● Task statement: Images do not belong in the copy. Retype all the entries below exactly.
---- Material for this exercise
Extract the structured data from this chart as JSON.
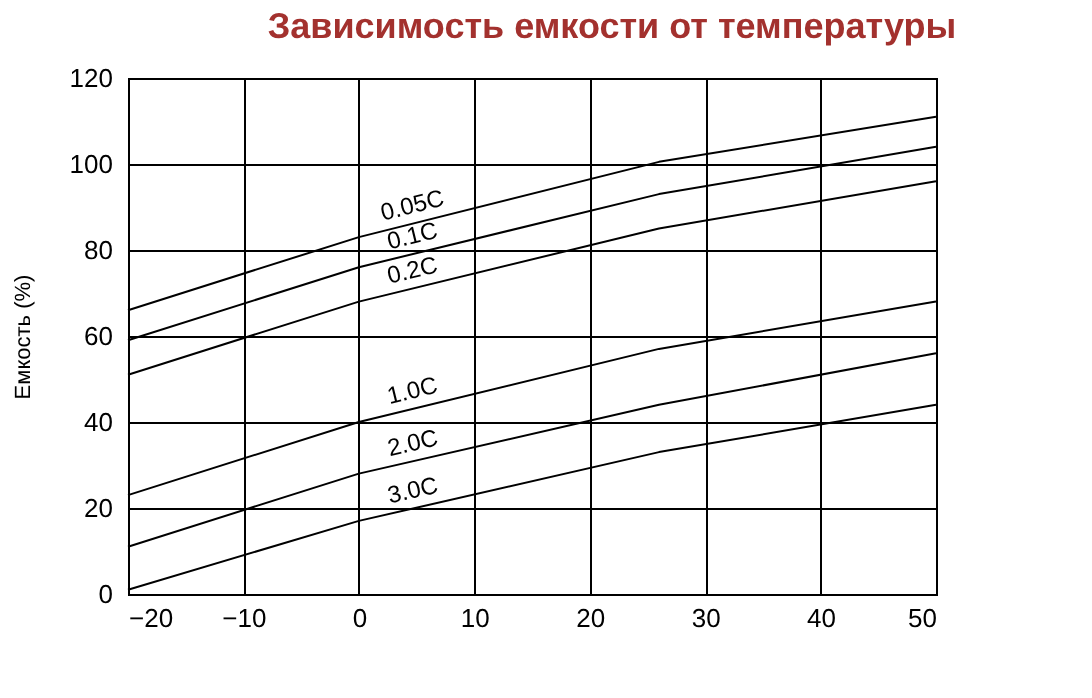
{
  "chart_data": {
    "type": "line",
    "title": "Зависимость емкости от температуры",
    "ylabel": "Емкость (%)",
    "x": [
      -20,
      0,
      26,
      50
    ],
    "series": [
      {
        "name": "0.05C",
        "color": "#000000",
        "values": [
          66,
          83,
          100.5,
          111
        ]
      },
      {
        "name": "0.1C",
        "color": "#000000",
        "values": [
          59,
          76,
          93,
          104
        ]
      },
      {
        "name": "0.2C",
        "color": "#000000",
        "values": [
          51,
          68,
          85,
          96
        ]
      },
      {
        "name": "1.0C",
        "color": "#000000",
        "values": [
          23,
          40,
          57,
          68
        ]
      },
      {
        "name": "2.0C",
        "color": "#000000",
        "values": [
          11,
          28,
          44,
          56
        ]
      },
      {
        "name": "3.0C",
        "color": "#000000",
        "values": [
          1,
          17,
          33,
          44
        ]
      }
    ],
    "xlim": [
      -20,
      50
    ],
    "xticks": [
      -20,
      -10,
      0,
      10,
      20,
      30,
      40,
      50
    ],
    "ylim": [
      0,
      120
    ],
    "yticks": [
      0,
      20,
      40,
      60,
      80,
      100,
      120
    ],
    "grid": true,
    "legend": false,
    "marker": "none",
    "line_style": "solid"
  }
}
--------
● Exercise output:
Extract the structured data from this chart as JSON.
{
  "chart_data": {
    "type": "line",
    "title": "Зависимость емкости от температуры",
    "ylabel": "Емкость (%)",
    "x": [
      -20,
      0,
      26,
      50
    ],
    "series": [
      {
        "name": "0.05C",
        "color": "#000000",
        "values": [
          66,
          83,
          100.5,
          111
        ]
      },
      {
        "name": "0.1C",
        "color": "#000000",
        "values": [
          59,
          76,
          93,
          104
        ]
      },
      {
        "name": "0.2C",
        "color": "#000000",
        "values": [
          51,
          68,
          85,
          96
        ]
      },
      {
        "name": "1.0C",
        "color": "#000000",
        "values": [
          23,
          40,
          57,
          68
        ]
      },
      {
        "name": "2.0C",
        "color": "#000000",
        "values": [
          11,
          28,
          44,
          56
        ]
      },
      {
        "name": "3.0C",
        "color": "#000000",
        "values": [
          1,
          17,
          33,
          44
        ]
      }
    ],
    "xlim": [
      -20,
      50
    ],
    "xticks": [
      -20,
      -10,
      0,
      10,
      20,
      30,
      40,
      50
    ],
    "ylim": [
      0,
      120
    ],
    "yticks": [
      0,
      20,
      40,
      60,
      80,
      100,
      120
    ],
    "grid": true,
    "legend": false,
    "marker": "none",
    "line_style": "solid"
  }
}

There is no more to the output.